▶ **Information provided**:
--- start ---

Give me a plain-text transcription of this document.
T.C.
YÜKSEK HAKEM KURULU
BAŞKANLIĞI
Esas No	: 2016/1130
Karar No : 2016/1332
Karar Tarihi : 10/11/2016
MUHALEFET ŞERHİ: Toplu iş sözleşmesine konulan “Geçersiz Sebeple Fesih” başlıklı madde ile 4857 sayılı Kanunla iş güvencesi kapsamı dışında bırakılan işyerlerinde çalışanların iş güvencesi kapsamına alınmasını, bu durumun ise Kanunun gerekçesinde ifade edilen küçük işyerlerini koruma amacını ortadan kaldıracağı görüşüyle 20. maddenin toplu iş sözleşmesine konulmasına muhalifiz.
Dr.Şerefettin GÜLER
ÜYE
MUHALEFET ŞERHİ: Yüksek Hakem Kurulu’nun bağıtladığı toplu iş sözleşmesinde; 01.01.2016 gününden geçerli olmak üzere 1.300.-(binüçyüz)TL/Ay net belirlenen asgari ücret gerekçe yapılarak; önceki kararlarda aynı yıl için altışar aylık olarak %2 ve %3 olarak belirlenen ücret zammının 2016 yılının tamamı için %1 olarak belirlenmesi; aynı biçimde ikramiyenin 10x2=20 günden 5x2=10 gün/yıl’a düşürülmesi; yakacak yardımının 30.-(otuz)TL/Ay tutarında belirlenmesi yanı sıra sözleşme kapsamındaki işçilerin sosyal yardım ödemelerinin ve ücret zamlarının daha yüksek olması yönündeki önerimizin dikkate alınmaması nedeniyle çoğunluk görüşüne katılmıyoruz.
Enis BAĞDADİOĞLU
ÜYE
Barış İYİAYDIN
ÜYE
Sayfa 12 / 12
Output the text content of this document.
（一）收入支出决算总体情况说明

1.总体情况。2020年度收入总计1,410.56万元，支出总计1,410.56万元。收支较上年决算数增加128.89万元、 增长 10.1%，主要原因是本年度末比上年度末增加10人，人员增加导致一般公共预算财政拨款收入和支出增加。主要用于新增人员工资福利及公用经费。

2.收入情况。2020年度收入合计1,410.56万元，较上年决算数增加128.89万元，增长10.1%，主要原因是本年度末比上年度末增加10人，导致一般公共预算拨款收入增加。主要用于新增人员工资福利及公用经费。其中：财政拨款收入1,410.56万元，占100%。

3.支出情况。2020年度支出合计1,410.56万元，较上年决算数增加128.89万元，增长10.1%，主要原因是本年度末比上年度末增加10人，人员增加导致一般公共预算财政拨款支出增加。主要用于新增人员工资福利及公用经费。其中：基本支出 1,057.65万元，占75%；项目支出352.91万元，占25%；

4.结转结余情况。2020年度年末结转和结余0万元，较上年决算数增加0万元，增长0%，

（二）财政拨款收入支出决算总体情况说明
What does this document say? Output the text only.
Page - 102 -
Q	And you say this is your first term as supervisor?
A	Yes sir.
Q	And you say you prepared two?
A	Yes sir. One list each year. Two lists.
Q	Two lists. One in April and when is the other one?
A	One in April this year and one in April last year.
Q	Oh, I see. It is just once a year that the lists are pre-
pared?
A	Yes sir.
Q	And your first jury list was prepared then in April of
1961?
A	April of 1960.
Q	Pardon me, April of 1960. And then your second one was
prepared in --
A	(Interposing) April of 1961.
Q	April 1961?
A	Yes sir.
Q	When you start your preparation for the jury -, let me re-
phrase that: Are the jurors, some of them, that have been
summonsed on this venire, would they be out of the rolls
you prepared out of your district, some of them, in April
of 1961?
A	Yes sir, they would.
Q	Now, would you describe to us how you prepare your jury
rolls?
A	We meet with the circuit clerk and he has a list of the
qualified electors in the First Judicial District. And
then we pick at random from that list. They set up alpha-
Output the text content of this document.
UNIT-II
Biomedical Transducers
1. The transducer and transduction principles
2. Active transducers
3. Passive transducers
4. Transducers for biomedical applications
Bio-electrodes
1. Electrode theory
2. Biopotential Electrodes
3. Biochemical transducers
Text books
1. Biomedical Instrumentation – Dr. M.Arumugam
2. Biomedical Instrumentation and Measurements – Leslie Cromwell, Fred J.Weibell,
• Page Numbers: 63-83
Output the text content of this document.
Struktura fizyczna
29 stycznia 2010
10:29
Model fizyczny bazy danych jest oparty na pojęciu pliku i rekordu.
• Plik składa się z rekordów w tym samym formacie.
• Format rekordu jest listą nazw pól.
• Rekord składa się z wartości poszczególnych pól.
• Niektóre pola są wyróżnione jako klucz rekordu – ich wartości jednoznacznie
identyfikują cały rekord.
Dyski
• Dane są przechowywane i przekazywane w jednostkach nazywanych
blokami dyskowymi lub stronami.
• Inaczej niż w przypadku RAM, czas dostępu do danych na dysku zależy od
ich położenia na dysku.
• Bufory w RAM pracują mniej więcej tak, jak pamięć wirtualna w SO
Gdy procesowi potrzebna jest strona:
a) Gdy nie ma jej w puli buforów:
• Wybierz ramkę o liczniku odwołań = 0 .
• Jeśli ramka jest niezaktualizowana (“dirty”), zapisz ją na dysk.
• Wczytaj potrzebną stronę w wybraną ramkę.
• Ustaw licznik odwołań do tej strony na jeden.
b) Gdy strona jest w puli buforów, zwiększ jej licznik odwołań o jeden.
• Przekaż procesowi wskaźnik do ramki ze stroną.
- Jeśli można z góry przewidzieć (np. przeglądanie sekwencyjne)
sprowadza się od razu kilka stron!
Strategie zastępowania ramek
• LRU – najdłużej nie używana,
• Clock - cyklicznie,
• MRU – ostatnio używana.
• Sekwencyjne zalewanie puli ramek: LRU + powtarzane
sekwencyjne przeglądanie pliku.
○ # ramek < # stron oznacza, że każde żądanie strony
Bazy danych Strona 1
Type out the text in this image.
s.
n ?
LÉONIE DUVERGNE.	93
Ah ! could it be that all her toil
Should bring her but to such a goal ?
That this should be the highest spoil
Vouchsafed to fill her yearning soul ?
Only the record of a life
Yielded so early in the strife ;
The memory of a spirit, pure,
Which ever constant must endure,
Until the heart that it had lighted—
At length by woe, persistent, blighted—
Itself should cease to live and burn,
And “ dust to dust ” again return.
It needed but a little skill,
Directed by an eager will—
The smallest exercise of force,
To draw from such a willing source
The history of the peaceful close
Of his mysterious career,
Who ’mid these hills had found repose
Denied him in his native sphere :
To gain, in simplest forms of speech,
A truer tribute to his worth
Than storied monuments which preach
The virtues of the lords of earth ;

--- end ---

▶ **Task to carry out**:
Copy each line from the data above that includes "prepared".

▶ **Problem solution**:
Q	And you say you prepared two?
Q	And your first jury list was prepared then in April of
prepared in --
you prepared out of your district, some of them, in April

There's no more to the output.